◆ Data supplied
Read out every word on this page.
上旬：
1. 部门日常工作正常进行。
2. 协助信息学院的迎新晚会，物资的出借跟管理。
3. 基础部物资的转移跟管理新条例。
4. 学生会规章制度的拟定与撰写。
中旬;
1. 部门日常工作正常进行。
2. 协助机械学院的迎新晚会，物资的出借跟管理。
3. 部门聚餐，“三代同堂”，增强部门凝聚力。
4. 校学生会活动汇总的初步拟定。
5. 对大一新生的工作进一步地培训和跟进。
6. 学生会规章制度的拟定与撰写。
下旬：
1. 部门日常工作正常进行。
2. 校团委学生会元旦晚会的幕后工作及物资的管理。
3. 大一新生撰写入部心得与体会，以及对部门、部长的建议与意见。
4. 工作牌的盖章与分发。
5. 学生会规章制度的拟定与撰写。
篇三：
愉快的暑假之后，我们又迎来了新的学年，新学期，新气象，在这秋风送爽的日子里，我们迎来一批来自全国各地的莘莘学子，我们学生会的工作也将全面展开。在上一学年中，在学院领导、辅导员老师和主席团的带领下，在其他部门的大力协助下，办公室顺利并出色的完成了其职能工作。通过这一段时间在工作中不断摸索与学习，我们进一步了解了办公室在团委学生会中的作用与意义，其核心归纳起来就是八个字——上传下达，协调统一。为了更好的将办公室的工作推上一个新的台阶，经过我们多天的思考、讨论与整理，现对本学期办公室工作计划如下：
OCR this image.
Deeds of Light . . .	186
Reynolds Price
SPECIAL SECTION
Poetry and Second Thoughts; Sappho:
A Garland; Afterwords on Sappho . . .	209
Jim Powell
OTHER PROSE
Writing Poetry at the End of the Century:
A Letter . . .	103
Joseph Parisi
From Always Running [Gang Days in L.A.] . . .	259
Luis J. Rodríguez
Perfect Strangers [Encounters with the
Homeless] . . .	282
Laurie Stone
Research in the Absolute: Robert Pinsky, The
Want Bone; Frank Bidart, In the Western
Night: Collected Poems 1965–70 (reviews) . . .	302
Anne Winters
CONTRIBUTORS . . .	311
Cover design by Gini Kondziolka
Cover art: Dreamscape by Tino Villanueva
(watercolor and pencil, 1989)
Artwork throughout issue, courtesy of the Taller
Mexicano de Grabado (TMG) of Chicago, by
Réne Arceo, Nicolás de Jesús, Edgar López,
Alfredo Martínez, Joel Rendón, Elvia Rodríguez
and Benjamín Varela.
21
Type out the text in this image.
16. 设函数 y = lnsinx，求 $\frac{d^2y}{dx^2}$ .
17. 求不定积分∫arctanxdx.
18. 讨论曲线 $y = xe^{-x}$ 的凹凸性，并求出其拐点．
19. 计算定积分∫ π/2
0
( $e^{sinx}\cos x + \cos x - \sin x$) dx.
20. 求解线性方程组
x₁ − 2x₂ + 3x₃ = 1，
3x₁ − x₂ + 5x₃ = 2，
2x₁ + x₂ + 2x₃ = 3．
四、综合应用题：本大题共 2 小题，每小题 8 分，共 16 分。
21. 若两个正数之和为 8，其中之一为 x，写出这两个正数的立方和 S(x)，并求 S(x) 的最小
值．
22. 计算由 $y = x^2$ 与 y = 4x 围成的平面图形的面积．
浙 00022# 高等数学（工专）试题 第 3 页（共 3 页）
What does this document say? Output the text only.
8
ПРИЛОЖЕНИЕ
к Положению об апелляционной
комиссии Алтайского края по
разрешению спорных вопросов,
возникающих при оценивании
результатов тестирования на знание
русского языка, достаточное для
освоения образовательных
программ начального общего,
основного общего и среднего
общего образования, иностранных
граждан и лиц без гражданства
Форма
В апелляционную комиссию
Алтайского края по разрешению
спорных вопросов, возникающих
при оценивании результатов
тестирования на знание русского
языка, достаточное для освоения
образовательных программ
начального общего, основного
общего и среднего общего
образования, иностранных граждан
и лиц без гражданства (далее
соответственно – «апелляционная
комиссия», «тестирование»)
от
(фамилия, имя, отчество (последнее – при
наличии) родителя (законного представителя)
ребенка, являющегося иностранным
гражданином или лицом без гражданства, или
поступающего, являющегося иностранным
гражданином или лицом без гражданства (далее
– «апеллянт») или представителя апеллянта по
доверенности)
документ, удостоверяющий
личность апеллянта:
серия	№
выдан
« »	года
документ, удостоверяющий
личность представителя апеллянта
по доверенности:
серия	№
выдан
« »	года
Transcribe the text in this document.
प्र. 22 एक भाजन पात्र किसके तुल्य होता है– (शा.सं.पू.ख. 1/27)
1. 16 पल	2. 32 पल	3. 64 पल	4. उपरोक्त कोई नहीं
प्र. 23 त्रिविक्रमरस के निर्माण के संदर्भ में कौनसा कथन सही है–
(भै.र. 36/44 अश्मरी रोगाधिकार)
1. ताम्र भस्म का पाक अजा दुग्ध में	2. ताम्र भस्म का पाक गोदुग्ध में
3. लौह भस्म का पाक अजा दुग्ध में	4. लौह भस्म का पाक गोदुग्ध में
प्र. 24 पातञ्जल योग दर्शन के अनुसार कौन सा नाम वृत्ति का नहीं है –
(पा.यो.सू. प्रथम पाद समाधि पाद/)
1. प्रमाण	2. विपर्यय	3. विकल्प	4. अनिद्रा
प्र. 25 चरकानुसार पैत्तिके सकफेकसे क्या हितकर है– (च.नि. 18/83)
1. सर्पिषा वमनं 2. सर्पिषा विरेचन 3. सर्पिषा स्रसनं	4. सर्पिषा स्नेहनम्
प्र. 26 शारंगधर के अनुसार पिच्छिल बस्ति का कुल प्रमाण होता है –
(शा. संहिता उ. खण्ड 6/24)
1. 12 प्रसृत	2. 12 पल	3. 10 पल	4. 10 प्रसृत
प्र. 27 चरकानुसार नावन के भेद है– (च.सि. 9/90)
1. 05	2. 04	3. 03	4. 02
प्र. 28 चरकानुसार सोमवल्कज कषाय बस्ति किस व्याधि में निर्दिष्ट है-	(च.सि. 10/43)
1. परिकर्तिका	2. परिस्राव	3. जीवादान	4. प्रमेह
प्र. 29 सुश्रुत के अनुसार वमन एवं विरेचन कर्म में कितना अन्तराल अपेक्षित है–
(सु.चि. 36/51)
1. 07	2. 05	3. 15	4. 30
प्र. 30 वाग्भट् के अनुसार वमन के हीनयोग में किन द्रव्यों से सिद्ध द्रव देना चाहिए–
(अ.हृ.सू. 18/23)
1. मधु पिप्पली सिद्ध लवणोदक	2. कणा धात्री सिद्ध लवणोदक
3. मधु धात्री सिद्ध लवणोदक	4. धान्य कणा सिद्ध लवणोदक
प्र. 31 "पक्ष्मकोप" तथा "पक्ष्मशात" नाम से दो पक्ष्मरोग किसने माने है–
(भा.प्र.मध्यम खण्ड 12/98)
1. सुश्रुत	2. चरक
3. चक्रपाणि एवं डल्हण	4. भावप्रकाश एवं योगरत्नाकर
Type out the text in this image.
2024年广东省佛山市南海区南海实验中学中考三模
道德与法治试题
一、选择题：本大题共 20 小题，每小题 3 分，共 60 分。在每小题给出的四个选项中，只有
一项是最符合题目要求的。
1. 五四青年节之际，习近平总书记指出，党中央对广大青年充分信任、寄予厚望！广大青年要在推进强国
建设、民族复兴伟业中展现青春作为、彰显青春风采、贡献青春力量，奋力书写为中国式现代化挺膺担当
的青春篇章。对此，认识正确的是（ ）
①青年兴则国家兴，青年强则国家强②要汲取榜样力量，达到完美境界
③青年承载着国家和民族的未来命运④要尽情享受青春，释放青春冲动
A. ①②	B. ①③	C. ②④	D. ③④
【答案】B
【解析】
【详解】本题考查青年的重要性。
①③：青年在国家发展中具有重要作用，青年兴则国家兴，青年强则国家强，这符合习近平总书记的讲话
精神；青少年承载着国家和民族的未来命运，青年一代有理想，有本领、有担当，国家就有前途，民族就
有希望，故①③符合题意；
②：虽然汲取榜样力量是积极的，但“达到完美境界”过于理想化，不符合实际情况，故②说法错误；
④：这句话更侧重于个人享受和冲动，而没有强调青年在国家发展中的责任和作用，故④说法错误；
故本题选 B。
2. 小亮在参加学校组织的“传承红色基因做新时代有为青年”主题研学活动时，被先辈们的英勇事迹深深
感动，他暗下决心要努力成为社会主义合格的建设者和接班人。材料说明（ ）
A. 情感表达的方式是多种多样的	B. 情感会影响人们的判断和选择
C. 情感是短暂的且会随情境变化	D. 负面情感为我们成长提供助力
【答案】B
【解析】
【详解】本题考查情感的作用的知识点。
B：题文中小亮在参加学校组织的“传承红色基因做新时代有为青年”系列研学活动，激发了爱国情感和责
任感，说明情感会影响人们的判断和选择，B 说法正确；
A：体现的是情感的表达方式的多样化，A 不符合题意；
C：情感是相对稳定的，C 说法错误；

◆ To be done
Copy each line of the listing that holds the word "среднего".

◆ Complete response
основного общего и среднего
общего и среднего общего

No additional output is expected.